Problem description:
Scan the material that follows. Copy every line containing the word "this".

Records to process:
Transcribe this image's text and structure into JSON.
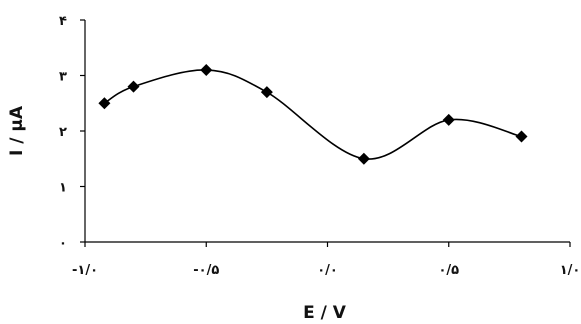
{
  "chart_data": {
    "type": "line",
    "smooth": true,
    "xlabel": "E / V",
    "ylabel": "I / µA",
    "xlim": [
      -1.0,
      1.0
    ],
    "ylim": [
      0,
      4
    ],
    "x_ticks": [
      -1.0,
      -0.5,
      0.0,
      0.5,
      1.0
    ],
    "x_tick_labels": [
      "-۱/۰",
      "-۰/۵",
      "۰/۰",
      "۰/۵",
      "۱/۰"
    ],
    "y_ticks": [
      0,
      1,
      2,
      3,
      4
    ],
    "y_tick_labels": [
      "۰",
      "۱",
      "۲",
      "۳",
      "۴"
    ],
    "grid": false,
    "legend": "none",
    "marker": "diamond",
    "line_color": "#000000",
    "series": [
      {
        "x": [
          -0.92,
          -0.8,
          -0.5,
          -0.25,
          0.15,
          0.5,
          0.8
        ],
        "y": [
          2.5,
          2.8,
          3.1,
          2.7,
          1.5,
          2.2,
          1.9
        ]
      }
    ]
  }
}
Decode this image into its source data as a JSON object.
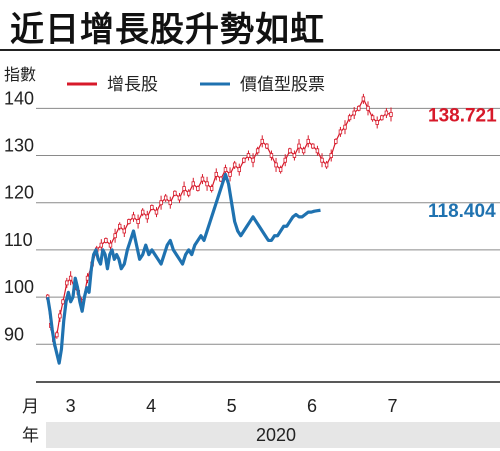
{
  "title": "近日增長股升勢如虹",
  "chart_data": {
    "type": "line",
    "ylabel": "指數",
    "yticks": [
      90,
      100,
      110,
      120,
      130,
      140
    ],
    "ylim": [
      82,
      146
    ],
    "month_label": "月",
    "year_label": "年",
    "year": "2020",
    "months": [
      {
        "label": "3",
        "x": 3.3
      },
      {
        "label": "4",
        "x": 4.35
      },
      {
        "label": "5",
        "x": 5.4
      },
      {
        "label": "6",
        "x": 6.45
      },
      {
        "label": "7",
        "x": 7.5
      }
    ],
    "xlim": [
      2.9,
      8.25
    ],
    "series": [
      {
        "name": "增長股",
        "color": "#d7192a",
        "style": "candlestick",
        "end_label": "138.721",
        "points": [
          [
            3.0,
            100
          ],
          [
            3.04,
            94
          ],
          [
            3.08,
            91
          ],
          [
            3.12,
            92
          ],
          [
            3.16,
            96
          ],
          [
            3.2,
            99
          ],
          [
            3.25,
            103
          ],
          [
            3.3,
            104
          ],
          [
            3.35,
            102
          ],
          [
            3.4,
            101
          ],
          [
            3.46,
            99
          ],
          [
            3.52,
            104
          ],
          [
            3.58,
            107
          ],
          [
            3.64,
            110
          ],
          [
            3.7,
            111
          ],
          [
            3.76,
            112
          ],
          [
            3.82,
            111
          ],
          [
            3.88,
            113
          ],
          [
            3.94,
            115
          ],
          [
            4.0,
            114
          ],
          [
            4.06,
            116
          ],
          [
            4.12,
            117
          ],
          [
            4.18,
            116
          ],
          [
            4.24,
            118
          ],
          [
            4.3,
            117
          ],
          [
            4.36,
            119
          ],
          [
            4.42,
            118
          ],
          [
            4.48,
            120
          ],
          [
            4.54,
            121
          ],
          [
            4.6,
            120
          ],
          [
            4.66,
            122
          ],
          [
            4.72,
            121
          ],
          [
            4.78,
            123
          ],
          [
            4.84,
            122
          ],
          [
            4.9,
            124
          ],
          [
            4.96,
            123
          ],
          [
            5.02,
            125
          ],
          [
            5.08,
            124
          ],
          [
            5.14,
            123
          ],
          [
            5.2,
            126
          ],
          [
            5.26,
            125
          ],
          [
            5.32,
            127
          ],
          [
            5.38,
            126
          ],
          [
            5.44,
            128
          ],
          [
            5.5,
            127
          ],
          [
            5.56,
            129
          ],
          [
            5.62,
            130
          ],
          [
            5.68,
            129
          ],
          [
            5.74,
            131
          ],
          [
            5.8,
            133
          ],
          [
            5.86,
            132
          ],
          [
            5.92,
            130
          ],
          [
            5.98,
            128
          ],
          [
            6.04,
            127
          ],
          [
            6.1,
            129
          ],
          [
            6.16,
            131
          ],
          [
            6.22,
            130
          ],
          [
            6.28,
            132
          ],
          [
            6.34,
            131
          ],
          [
            6.4,
            133
          ],
          [
            6.46,
            132
          ],
          [
            6.52,
            131
          ],
          [
            6.58,
            129
          ],
          [
            6.64,
            128
          ],
          [
            6.7,
            130
          ],
          [
            6.76,
            133
          ],
          [
            6.82,
            135
          ],
          [
            6.88,
            136
          ],
          [
            6.94,
            138
          ],
          [
            7.0,
            139
          ],
          [
            7.06,
            140
          ],
          [
            7.12,
            142
          ],
          [
            7.18,
            140
          ],
          [
            7.24,
            138
          ],
          [
            7.3,
            137
          ],
          [
            7.36,
            138
          ],
          [
            7.42,
            139
          ],
          [
            7.48,
            138.7
          ]
        ]
      },
      {
        "name": "價值型股票",
        "color": "#1f72b0",
        "style": "line",
        "end_label": "118.404",
        "points": [
          [
            3.0,
            100
          ],
          [
            3.03,
            97
          ],
          [
            3.06,
            93
          ],
          [
            3.09,
            90
          ],
          [
            3.12,
            88
          ],
          [
            3.15,
            86
          ],
          [
            3.18,
            89
          ],
          [
            3.21,
            95
          ],
          [
            3.24,
            99
          ],
          [
            3.27,
            101
          ],
          [
            3.3,
            99
          ],
          [
            3.33,
            100
          ],
          [
            3.36,
            104
          ],
          [
            3.39,
            102
          ],
          [
            3.42,
            99
          ],
          [
            3.45,
            97
          ],
          [
            3.48,
            100
          ],
          [
            3.51,
            102
          ],
          [
            3.54,
            101
          ],
          [
            3.57,
            106
          ],
          [
            3.6,
            109
          ],
          [
            3.63,
            110
          ],
          [
            3.66,
            108
          ],
          [
            3.69,
            107
          ],
          [
            3.72,
            110
          ],
          [
            3.75,
            109
          ],
          [
            3.78,
            106
          ],
          [
            3.81,
            109
          ],
          [
            3.84,
            110
          ],
          [
            3.87,
            108
          ],
          [
            3.9,
            109
          ],
          [
            3.93,
            108
          ],
          [
            3.96,
            106
          ],
          [
            4.0,
            107
          ],
          [
            4.04,
            110
          ],
          [
            4.08,
            112
          ],
          [
            4.12,
            114
          ],
          [
            4.16,
            111
          ],
          [
            4.2,
            108
          ],
          [
            4.24,
            109
          ],
          [
            4.28,
            111
          ],
          [
            4.32,
            109
          ],
          [
            4.36,
            110
          ],
          [
            4.4,
            109
          ],
          [
            4.44,
            108
          ],
          [
            4.48,
            107
          ],
          [
            4.52,
            109
          ],
          [
            4.56,
            111
          ],
          [
            4.6,
            112
          ],
          [
            4.64,
            110
          ],
          [
            4.68,
            109
          ],
          [
            4.72,
            108
          ],
          [
            4.76,
            107
          ],
          [
            4.8,
            109
          ],
          [
            4.84,
            110
          ],
          [
            4.88,
            109
          ],
          [
            4.92,
            111
          ],
          [
            4.96,
            112
          ],
          [
            5.0,
            113
          ],
          [
            5.04,
            112
          ],
          [
            5.08,
            114
          ],
          [
            5.12,
            116
          ],
          [
            5.16,
            118
          ],
          [
            5.2,
            120
          ],
          [
            5.24,
            122
          ],
          [
            5.28,
            124
          ],
          [
            5.32,
            126
          ],
          [
            5.36,
            124
          ],
          [
            5.4,
            120
          ],
          [
            5.44,
            116
          ],
          [
            5.48,
            114
          ],
          [
            5.52,
            113
          ],
          [
            5.56,
            114
          ],
          [
            5.6,
            115
          ],
          [
            5.64,
            116
          ],
          [
            5.68,
            117
          ],
          [
            5.72,
            116
          ],
          [
            5.76,
            115
          ],
          [
            5.8,
            114
          ],
          [
            5.84,
            113
          ],
          [
            5.88,
            112
          ],
          [
            5.92,
            112
          ],
          [
            5.96,
            113
          ],
          [
            6.0,
            113
          ],
          [
            6.04,
            114
          ],
          [
            6.08,
            115
          ],
          [
            6.12,
            115
          ],
          [
            6.16,
            116
          ],
          [
            6.2,
            117
          ],
          [
            6.24,
            117.5
          ],
          [
            6.28,
            117
          ],
          [
            6.32,
            117
          ],
          [
            6.36,
            117.5
          ],
          [
            6.4,
            118
          ],
          [
            6.44,
            118
          ],
          [
            6.48,
            118.2
          ],
          [
            6.52,
            118.3
          ],
          [
            6.56,
            118.4
          ]
        ]
      }
    ]
  }
}
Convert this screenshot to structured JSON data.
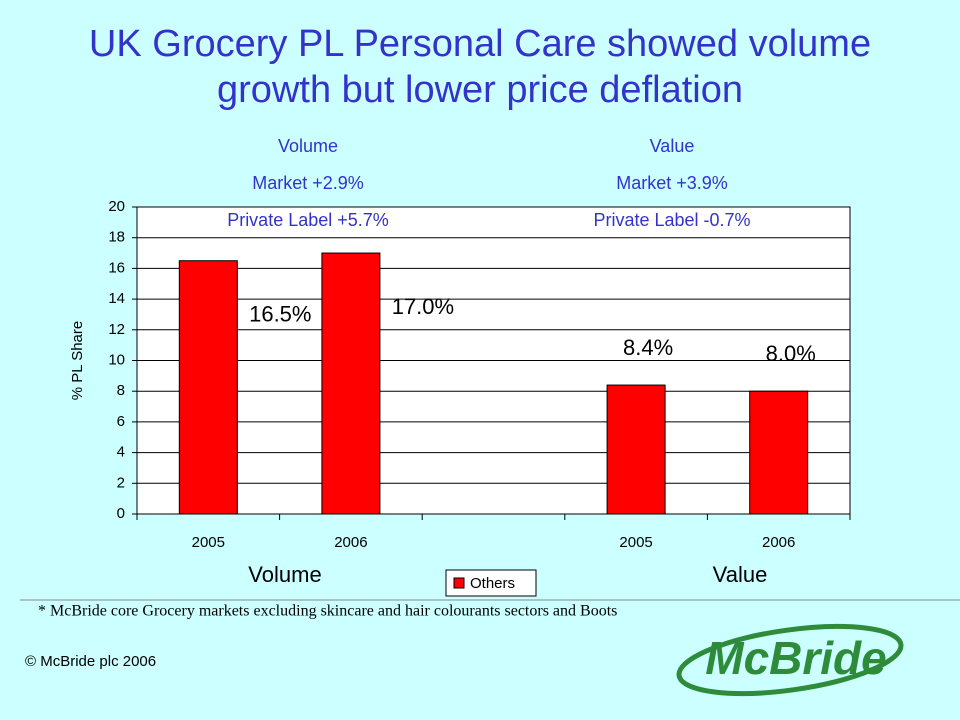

Task response:
Transcribe this image's text and structure into JSON.
Decode this image into its source data as a JSON object.
Convert this screenshot to structured JSON data.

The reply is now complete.